● Stated goal
Reproduce every line of the items below verbatim, leaving out the pictures.

● Dataset
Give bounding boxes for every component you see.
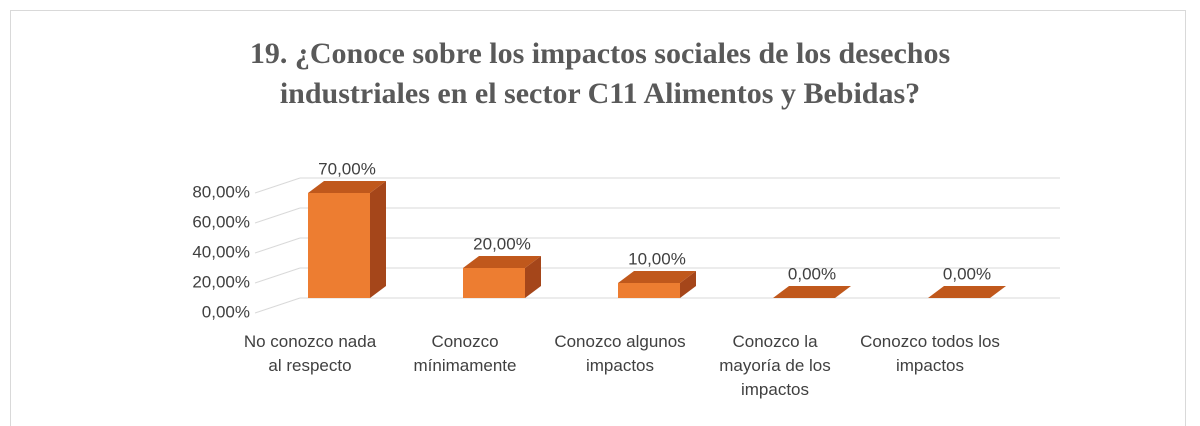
bar-front xyxy=(618,283,680,298)
bar-top xyxy=(463,256,541,268)
bar-side xyxy=(680,271,696,298)
bar xyxy=(618,271,696,298)
chart-frame xyxy=(10,10,1186,426)
grid-line xyxy=(254,207,301,224)
grid-line xyxy=(254,267,301,284)
y-tick-label: 40,00% xyxy=(192,242,250,261)
grid-line xyxy=(254,237,301,254)
grid-line xyxy=(254,177,301,194)
data-label: 70,00% xyxy=(318,159,376,178)
bar xyxy=(928,286,1006,298)
bar-top xyxy=(618,271,696,283)
data-label: 0,00% xyxy=(943,264,991,283)
bar-side xyxy=(525,256,541,298)
y-tick-label: 80,00% xyxy=(192,182,250,201)
bar-side xyxy=(370,181,386,298)
bar-front xyxy=(463,268,525,298)
grid-line xyxy=(254,297,301,314)
bar-top xyxy=(308,181,386,193)
bar xyxy=(463,256,541,298)
x-tick-label: Conozco la mayoría de los impactos xyxy=(719,332,831,399)
bar-top xyxy=(928,286,1006,298)
bar xyxy=(773,286,851,298)
data-label: 10,00% xyxy=(628,249,686,268)
x-tick-label: Conozco algunos impactos xyxy=(554,332,686,375)
y-tick-label: 0,00% xyxy=(202,302,250,321)
bar-top xyxy=(773,286,851,298)
bar xyxy=(308,181,386,298)
x-tick-label: Conozco mínimamente xyxy=(413,332,517,375)
x-tick-label: Conozco todos los impactos xyxy=(860,332,1000,375)
data-label: 0,00% xyxy=(788,264,836,283)
chart-title: 19. ¿Conoce sobre los impactos sociales … xyxy=(249,37,951,110)
y-tick-label: 60,00% xyxy=(192,212,250,231)
data-label: 20,00% xyxy=(473,234,531,253)
y-tick-label: 20,00% xyxy=(192,272,250,291)
x-tick-label: No conozco nada al respecto xyxy=(243,332,377,375)
bar-front xyxy=(308,193,370,298)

● Output below
Give bounding boxes for every component you see.
bar-front xyxy=(618,283,680,298)
bar-top xyxy=(463,256,541,268)
bar-side xyxy=(680,271,696,298)
bar xyxy=(618,271,696,298)
chart-frame xyxy=(10,10,1186,426)
grid-line xyxy=(254,207,301,224)
grid-line xyxy=(254,267,301,284)
y-tick-label: 40,00% xyxy=(192,242,250,261)
grid-line xyxy=(254,237,301,254)
grid-line xyxy=(254,177,301,194)
data-label: 70,00% xyxy=(318,159,376,178)
bar xyxy=(928,286,1006,298)
bar-top xyxy=(618,271,696,283)
data-label: 0,00% xyxy=(943,264,991,283)
bar-side xyxy=(525,256,541,298)
y-tick-label: 80,00% xyxy=(192,182,250,201)
bar-side xyxy=(370,181,386,298)
bar-front xyxy=(463,268,525,298)
grid-line xyxy=(254,297,301,314)
bar-top xyxy=(308,181,386,193)
bar xyxy=(463,256,541,298)
x-tick-label: Conozco la mayoría de los impactos xyxy=(719,332,831,399)
bar-top xyxy=(928,286,1006,298)
bar xyxy=(773,286,851,298)
data-label: 10,00% xyxy=(628,249,686,268)
x-tick-label: Conozco algunos impactos xyxy=(554,332,686,375)
y-tick-label: 0,00% xyxy=(202,302,250,321)
bar-top xyxy=(773,286,851,298)
bar xyxy=(308,181,386,298)
x-tick-label: Conozco mínimamente xyxy=(413,332,517,375)
x-tick-label: Conozco todos los impactos xyxy=(860,332,1000,375)
data-label: 0,00% xyxy=(788,264,836,283)
chart-title: 19. ¿Conoce sobre los impactos sociales … xyxy=(249,37,951,110)
y-tick-label: 60,00% xyxy=(192,212,250,231)
data-label: 20,00% xyxy=(473,234,531,253)
y-tick-label: 20,00% xyxy=(192,272,250,291)
x-tick-label: No conozco nada al respecto xyxy=(243,332,377,375)
bar-front xyxy=(308,193,370,298)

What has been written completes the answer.